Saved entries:
....
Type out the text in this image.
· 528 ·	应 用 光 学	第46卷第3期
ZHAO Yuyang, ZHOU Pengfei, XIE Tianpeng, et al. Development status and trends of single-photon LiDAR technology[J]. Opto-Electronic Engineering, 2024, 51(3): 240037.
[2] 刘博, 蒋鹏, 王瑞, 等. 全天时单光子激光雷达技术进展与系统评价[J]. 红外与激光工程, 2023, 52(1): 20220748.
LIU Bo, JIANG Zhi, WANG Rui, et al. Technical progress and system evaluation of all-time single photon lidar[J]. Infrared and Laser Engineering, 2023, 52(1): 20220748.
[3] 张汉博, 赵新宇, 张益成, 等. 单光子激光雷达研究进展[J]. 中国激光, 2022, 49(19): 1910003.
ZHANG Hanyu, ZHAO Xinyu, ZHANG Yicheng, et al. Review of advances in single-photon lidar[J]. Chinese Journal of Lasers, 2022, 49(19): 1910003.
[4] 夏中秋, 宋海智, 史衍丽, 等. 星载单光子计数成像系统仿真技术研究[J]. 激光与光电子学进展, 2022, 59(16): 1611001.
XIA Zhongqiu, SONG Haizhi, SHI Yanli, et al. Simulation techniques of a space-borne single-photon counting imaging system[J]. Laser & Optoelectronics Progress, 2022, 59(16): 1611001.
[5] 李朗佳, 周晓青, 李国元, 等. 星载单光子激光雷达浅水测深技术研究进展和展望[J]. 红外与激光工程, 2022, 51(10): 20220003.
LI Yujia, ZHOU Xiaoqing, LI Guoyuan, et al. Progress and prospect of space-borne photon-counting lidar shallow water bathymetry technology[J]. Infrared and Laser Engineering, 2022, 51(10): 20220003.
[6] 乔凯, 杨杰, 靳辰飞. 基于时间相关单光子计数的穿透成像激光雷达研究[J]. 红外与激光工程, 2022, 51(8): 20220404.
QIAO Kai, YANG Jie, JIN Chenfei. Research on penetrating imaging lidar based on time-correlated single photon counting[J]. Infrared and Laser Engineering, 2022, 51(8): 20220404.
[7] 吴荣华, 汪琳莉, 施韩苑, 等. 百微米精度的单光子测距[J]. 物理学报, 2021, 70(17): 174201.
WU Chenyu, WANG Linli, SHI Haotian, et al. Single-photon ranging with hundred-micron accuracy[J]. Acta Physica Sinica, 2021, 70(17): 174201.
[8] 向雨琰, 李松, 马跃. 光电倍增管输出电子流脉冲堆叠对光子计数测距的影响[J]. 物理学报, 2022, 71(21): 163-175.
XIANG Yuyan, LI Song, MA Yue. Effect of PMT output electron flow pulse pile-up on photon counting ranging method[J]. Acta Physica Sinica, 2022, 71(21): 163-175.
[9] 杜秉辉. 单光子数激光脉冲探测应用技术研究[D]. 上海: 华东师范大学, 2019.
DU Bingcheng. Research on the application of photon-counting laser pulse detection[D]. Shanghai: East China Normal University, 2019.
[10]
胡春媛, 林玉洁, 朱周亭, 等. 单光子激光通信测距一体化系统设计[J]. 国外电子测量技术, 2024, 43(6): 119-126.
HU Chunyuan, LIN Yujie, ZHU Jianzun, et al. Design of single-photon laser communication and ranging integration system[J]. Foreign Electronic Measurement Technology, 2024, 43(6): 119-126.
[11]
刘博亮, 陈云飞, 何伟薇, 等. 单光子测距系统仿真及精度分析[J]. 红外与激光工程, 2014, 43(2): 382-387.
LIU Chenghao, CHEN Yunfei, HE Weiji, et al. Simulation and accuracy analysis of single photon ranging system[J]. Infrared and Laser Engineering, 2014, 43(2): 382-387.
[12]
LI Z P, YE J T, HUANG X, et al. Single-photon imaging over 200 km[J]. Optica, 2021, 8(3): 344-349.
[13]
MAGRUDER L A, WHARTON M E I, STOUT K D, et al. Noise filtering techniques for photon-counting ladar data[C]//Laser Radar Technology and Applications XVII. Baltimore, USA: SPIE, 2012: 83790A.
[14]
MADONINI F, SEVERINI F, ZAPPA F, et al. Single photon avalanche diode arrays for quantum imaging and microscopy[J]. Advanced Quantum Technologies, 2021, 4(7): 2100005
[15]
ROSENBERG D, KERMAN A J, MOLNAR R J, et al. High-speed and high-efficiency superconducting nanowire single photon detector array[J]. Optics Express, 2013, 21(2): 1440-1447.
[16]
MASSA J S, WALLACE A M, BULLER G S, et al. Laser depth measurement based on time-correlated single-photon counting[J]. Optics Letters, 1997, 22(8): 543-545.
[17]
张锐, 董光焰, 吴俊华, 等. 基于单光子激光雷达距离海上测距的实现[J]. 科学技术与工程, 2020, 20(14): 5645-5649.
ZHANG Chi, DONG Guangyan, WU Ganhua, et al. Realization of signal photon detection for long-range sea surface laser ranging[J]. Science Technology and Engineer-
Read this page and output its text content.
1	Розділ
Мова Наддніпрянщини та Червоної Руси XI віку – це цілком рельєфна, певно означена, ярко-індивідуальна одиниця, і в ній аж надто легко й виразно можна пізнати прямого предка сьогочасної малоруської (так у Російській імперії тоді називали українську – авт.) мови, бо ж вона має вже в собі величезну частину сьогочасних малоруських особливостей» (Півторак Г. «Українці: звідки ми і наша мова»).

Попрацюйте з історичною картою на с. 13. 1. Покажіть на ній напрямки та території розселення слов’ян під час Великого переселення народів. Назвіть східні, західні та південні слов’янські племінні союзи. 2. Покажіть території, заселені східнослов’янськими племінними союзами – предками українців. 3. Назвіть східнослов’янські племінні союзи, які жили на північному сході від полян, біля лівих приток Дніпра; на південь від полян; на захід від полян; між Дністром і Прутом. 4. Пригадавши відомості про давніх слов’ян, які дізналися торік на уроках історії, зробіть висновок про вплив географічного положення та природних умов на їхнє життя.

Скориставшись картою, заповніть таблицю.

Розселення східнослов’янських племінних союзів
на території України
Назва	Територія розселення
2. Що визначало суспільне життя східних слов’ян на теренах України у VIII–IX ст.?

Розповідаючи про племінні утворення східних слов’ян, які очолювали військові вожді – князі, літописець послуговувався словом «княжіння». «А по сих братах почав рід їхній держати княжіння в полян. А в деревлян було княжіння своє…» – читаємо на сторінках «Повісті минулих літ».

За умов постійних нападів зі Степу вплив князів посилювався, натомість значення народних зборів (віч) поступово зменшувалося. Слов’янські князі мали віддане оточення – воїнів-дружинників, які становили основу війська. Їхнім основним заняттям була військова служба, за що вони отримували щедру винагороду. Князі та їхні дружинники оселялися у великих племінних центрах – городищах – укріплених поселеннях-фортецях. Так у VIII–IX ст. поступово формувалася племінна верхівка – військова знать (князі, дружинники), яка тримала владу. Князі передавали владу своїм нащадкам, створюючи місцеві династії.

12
....
> **Instructions to follow**:
Repeat every entry exactly as written above.

> **Task result**:
Type out the text in this image.
· 528 ·	应 用 光 学	第46卷第3期
ZHAO Yuyang, ZHOU Pengfei, XIE Tianpeng, et al. Development status and trends of single-photon LiDAR technology[J]. Opto-Electronic Engineering, 2024, 51(3): 240037.
[2] 刘博, 蒋鹏, 王瑞, 等. 全天时单光子激光雷达技术进展与系统评价[J]. 红外与激光工程, 2023, 52(1): 20220748.
LIU Bo, JIANG Zhi, WANG Rui, et al. Technical progress and system evaluation of all-time single photon lidar[J]. Infrared and Laser Engineering, 2023, 52(1): 20220748.
[3] 张汉博, 赵新宇, 张益成, 等. 单光子激光雷达研究进展[J]. 中国激光, 2022, 49(19): 1910003.
ZHANG Hanyu, ZHAO Xinyu, ZHANG Yicheng, et al. Review of advances in single-photon lidar[J]. Chinese Journal of Lasers, 2022, 49(19): 1910003.
[4] 夏中秋, 宋海智, 史衍丽, 等. 星载单光子计数成像系统仿真技术研究[J]. 激光与光电子学进展, 2022, 59(16): 1611001.
XIA Zhongqiu, SONG Haizhi, SHI Yanli, et al. Simulation techniques of a space-borne single-photon counting imaging system[J]. Laser & Optoelectronics Progress, 2022, 59(16): 1611001.
[5] 李朗佳, 周晓青, 李国元, 等. 星载单光子激光雷达浅水测深技术研究进展和展望[J]. 红外与激光工程, 2022, 51(10): 20220003.
LI Yujia, ZHOU Xiaoqing, LI Guoyuan, et al. Progress and prospect of space-borne photon-counting lidar shallow water bathymetry technology[J]. Infrared and Laser Engineering, 2022, 51(10): 20220003.
[6] 乔凯, 杨杰, 靳辰飞. 基于时间相关单光子计数的穿透成像激光雷达研究[J]. 红外与激光工程, 2022, 51(8): 20220404.
QIAO Kai, YANG Jie, JIN Chenfei. Research on penetrating imaging lidar based on time-correlated single photon counting[J]. Infrared and Laser Engineering, 2022, 51(8): 20220404.
[7] 吴荣华, 汪琳莉, 施韩苑, 等. 百微米精度的单光子测距[J]. 物理学报, 2021, 70(17): 174201.
WU Chenyu, WANG Linli, SHI Haotian, et al. Single-photon ranging with hundred-micron accuracy[J]. Acta Physica Sinica, 2021, 70(17): 174201.
[8] 向雨琰, 李松, 马跃. 光电倍增管输出电子流脉冲堆叠对光子计数测距的影响[J]. 物理学报, 2022, 71(21): 163-175.
XIANG Yuyan, LI Song, MA Yue. Effect of PMT output electron flow pulse pile-up on photon counting ranging method[J]. Acta Physica Sinica, 2022, 71(21): 163-175.
[9] 杜秉辉. 单光子数激光脉冲探测应用技术研究[D]. 上海: 华东师范大学, 2019.
DU Bingcheng. Research on the application of photon-counting laser pulse detection[D]. Shanghai: East China Normal University, 2019.
[10]
胡春媛, 林玉洁, 朱周亭, 等. 单光子激光通信测距一体化系统设计[J]. 国外电子测量技术, 2024, 43(6): 119-126.
HU Chunyuan, LIN Yujie, ZHU Jianzun, et al. Design of single-photon laser communication and ranging integration system[J]. Foreign Electronic Measurement Technology, 2024, 43(6): 119-126.
[11]
刘博亮, 陈云飞, 何伟薇, 等. 单光子测距系统仿真及精度分析[J]. 红外与激光工程, 2014, 43(2): 382-387.
LIU Chenghao, CHEN Yunfei, HE Weiji, et al. Simulation and accuracy analysis of single photon ranging system[J]. Infrared and Laser Engineering, 2014, 43(2): 382-387.
[12]
LI Z P, YE J T, HUANG X, et al. Single-photon imaging over 200 km[J]. Optica, 2021, 8(3): 344-349.
[13]
MAGRUDER L A, WHARTON M E I, STOUT K D, et al. Noise filtering techniques for photon-counting ladar data[C]//Laser Radar Technology and Applications XVII. Baltimore, USA: SPIE, 2012: 83790A.
[14]
MADONINI F, SEVERINI F, ZAPPA F, et al. Single photon avalanche diode arrays for quantum imaging and microscopy[J]. Advanced Quantum Technologies, 2021, 4(7): 2100005
[15]
ROSENBERG D, KERMAN A J, MOLNAR R J, et al. High-speed and high-efficiency superconducting nanowire single photon detector array[J]. Optics Express, 2013, 21(2): 1440-1447.
[16]
MASSA J S, WALLACE A M, BULLER G S, et al. Laser depth measurement based on time-correlated single-photon counting[J]. Optics Letters, 1997, 22(8): 543-545.
[17]
张锐, 董光焰, 吴俊华, 等. 基于单光子激光雷达距离海上测距的实现[J]. 科学技术与工程, 2020, 20(14): 5645-5649.
ZHANG Chi, DONG Guangyan, WU Ganhua, et al. Realization of signal photon detection for long-range sea surface laser ranging[J]. Science Technology and Engineer-
Read this page and output its text content.
1	Розділ
Мова Наддніпрянщини та Червоної Руси XI віку – це цілком рельєфна, певно означена, ярко-індивідуальна одиниця, і в ній аж надто легко й виразно можна пізнати прямого предка сьогочасної малоруської (так у Російській імперії тоді називали українську – авт.) мови, бо ж вона має вже в собі величезну частину сьогочасних малоруських особливостей» (Півторак Г. «Українці: звідки ми і наша мова»).

Попрацюйте з історичною картою на с. 13. 1. Покажіть на ній напрямки та території розселення слов’ян під час Великого переселення народів. Назвіть східні, західні та південні слов’янські племінні союзи. 2. Покажіть території, заселені східнослов’янськими племінними союзами – предками українців. 3. Назвіть східнослов’янські племінні союзи, які жили на північному сході від полян, біля лівих приток Дніпра; на південь від полян; на захід від полян; між Дністром і Прутом. 4. Пригадавши відомості про давніх слов’ян, які дізналися торік на уроках історії, зробіть висновок про вплив географічного положення та природних умов на їхнє життя.

Скориставшись картою, заповніть таблицю.

Розселення східнослов’янських племінних союзів
на території України
Назва	Територія розселення
2. Що визначало суспільне життя східних слов’ян на теренах України у VIII–IX ст.?

Розповідаючи про племінні утворення східних слов’ян, які очолювали військові вожді – князі, літописець послуговувався словом «княжіння». «А по сих братах почав рід їхній держати княжіння в полян. А в деревлян було княжіння своє…» – читаємо на сторінках «Повісті минулих літ».

За умов постійних нападів зі Степу вплив князів посилювався, натомість значення народних зборів (віч) поступово зменшувалося. Слов’янські князі мали віддане оточення – воїнів-дружинників, які становили основу війська. Їхнім основним заняттям була військова служба, за що вони отримували щедру винагороду. Князі та їхні дружинники оселялися у великих племінних центрах – городищах – укріплених поселеннях-фортецях. Так у VIII–IX ст. поступово формувалася племінна верхівка – військова знать (князі, дружинники), яка тримала владу. Князі передавали владу своїм нащадкам, створюючи місцеві династії.

12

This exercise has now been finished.